ITJ - consolidation and cash payment

Summary

Consolidation

  • Consolidation date – 8 November 2016
  • Consolidation ratio – every 1 ITJ share was consolidated to 0.25 ITJ shares

Cash payment

  • No fractional shares were issued through the consolidation.
  • Where fractional entitlements would have arisen, they have been automatically sold down. Shareholders received cash entitlements.
  • Date payment date – 8 November 2016
  • Impact on ITJ shares – the sale of the fractional shares will be a disposal for CGT purposes. Capital gains will arise where the proceeds (cash received) are higher than the cost base.


What is the structure of an investment in ITJ?

An initial investment in ITJ represented an investment in fully paid ordinary shares in ITJ. The listed company is an exchange traded fund (ETF).

What is the share consolidation?

Data items
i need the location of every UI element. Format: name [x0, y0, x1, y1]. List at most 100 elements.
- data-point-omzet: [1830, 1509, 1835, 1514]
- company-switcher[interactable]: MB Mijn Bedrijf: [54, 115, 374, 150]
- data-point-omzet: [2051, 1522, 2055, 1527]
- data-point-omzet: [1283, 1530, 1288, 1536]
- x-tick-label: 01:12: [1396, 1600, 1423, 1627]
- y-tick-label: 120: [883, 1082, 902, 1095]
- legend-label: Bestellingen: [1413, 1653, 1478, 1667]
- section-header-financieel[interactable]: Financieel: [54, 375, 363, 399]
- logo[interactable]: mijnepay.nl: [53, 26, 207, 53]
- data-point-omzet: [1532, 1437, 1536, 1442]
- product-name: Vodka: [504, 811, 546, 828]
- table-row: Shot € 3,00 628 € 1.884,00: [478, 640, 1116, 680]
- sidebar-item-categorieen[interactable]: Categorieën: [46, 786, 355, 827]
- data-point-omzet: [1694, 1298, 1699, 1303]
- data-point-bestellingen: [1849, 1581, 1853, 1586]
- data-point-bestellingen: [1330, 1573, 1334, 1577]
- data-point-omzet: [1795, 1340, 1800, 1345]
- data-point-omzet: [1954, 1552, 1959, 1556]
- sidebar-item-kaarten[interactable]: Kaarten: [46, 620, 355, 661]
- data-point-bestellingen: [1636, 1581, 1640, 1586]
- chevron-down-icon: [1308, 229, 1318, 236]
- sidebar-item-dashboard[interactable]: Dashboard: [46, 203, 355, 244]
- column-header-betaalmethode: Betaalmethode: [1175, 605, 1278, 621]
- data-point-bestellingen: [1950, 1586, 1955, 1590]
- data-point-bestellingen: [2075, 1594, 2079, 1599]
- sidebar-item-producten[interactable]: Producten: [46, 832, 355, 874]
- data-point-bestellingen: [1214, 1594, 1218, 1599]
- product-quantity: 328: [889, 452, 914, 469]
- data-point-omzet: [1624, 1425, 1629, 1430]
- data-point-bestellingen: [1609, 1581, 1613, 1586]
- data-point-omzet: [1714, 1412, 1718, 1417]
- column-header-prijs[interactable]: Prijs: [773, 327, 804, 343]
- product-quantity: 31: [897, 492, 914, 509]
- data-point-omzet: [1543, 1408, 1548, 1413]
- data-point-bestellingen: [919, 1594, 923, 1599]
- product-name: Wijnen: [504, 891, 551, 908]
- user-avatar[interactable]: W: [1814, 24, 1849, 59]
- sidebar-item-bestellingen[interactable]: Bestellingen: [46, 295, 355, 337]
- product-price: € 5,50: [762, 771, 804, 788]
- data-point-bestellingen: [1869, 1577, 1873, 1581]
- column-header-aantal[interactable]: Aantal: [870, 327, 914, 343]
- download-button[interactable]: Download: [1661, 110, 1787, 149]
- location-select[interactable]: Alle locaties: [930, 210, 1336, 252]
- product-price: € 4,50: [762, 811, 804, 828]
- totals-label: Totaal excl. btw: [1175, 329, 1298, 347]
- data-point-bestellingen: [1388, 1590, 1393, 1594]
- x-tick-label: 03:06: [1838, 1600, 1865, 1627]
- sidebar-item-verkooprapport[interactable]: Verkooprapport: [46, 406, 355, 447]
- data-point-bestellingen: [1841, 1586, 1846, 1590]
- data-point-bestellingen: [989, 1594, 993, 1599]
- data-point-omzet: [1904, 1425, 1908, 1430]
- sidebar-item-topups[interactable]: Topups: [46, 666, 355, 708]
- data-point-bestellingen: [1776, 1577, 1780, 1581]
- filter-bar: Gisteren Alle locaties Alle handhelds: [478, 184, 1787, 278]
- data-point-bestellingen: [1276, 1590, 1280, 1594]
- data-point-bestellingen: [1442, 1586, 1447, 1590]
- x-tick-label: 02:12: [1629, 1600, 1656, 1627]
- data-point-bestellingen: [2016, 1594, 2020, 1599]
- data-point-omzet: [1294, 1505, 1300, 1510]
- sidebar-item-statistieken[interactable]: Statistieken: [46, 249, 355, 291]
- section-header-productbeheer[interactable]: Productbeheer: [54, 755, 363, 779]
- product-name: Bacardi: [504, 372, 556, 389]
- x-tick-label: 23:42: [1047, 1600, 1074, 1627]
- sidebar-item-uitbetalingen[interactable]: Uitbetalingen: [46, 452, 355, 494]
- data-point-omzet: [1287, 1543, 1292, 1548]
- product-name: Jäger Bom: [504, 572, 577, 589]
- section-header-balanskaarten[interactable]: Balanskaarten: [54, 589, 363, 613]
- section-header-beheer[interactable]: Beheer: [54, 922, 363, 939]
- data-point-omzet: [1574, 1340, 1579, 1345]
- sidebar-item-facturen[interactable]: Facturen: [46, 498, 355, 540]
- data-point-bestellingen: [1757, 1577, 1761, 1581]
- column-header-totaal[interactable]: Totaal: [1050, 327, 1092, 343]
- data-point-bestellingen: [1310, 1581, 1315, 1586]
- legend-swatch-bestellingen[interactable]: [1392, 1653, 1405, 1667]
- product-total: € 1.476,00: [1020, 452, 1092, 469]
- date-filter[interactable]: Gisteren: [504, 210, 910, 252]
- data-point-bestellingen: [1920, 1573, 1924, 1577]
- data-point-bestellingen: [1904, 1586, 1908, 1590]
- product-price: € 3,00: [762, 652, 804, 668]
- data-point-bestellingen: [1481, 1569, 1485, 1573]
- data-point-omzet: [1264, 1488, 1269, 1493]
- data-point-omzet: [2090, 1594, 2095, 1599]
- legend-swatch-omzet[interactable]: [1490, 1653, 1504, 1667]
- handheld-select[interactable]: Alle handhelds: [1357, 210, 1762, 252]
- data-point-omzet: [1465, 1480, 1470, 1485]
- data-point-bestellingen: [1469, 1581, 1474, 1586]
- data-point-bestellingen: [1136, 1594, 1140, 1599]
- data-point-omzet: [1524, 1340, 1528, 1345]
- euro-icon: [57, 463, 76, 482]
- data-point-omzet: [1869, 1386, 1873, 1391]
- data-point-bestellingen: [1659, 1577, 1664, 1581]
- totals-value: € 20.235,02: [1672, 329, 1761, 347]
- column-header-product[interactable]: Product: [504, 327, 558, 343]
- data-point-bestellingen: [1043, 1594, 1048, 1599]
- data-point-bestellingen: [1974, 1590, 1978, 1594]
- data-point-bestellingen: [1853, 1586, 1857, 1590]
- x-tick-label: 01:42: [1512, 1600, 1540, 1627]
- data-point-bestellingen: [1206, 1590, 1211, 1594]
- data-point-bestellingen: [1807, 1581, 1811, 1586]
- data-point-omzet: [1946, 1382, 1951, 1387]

Exercise A:
Answer these from the ITJ consolidation notice:
(i) What consolidation ratio was applied to ITJ shares?
(ii) What happened to fractional entitlements that would have arisen?
(iii) What type of fund is the listed company?
Exercise B: Write out everything in the ITJ consolidation notice from "ITJ - consolidation" down to "received cash entitlements.".

Answer A:
(i) Every 1 ITJ share was consolidated to 0.25 ITJ shares.
(ii) They were automatically sold down, and shareholders received cash entitlements.
(iii) An exchange traded fund (ETF).

Answer B:
ITJ - consolidation and cash payment

Summary

Consolidation

  • Consolidation date – 8 November 2016
  • Consolidation ratio – every 1 ITJ share was consolidated to 0.25 ITJ shares

Cash payment

  • No fractional shares were issued through the consolidation.
  • Where fractional entitlements would have arisen, they have been automatically sold down. Shareholders received cash entitlements.